**What you are asked to do**
Search the material below for the word "documents". Copy every line that has it.

**Records provided**
++++
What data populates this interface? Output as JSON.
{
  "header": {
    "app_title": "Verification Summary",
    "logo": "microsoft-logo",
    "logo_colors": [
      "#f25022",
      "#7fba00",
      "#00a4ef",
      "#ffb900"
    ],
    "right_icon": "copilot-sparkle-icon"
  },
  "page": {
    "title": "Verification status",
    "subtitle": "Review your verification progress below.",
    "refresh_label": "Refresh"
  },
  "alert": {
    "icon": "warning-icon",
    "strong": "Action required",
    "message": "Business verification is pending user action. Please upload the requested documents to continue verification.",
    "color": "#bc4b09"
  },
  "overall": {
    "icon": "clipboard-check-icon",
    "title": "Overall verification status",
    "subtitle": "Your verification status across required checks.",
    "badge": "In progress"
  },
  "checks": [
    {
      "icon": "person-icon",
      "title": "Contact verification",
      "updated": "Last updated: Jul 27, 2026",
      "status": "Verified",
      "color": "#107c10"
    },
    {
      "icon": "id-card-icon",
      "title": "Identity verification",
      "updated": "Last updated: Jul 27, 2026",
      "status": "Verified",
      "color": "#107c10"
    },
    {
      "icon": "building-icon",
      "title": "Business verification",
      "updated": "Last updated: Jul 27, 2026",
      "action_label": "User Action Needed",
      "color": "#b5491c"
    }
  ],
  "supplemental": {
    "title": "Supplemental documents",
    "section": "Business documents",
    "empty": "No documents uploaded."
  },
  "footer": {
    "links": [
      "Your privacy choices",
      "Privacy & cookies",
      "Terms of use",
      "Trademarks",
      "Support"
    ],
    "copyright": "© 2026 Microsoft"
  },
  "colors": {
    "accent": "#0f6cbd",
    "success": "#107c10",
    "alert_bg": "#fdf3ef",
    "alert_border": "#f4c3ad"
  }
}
++++
**Solved problem**
    "message": "Business verification is pending user action. Please upload the requested documents to continue verification.",
    "title": "Supplemental documents",
    "section": "Business documents",
    "empty": "No documents uploaded."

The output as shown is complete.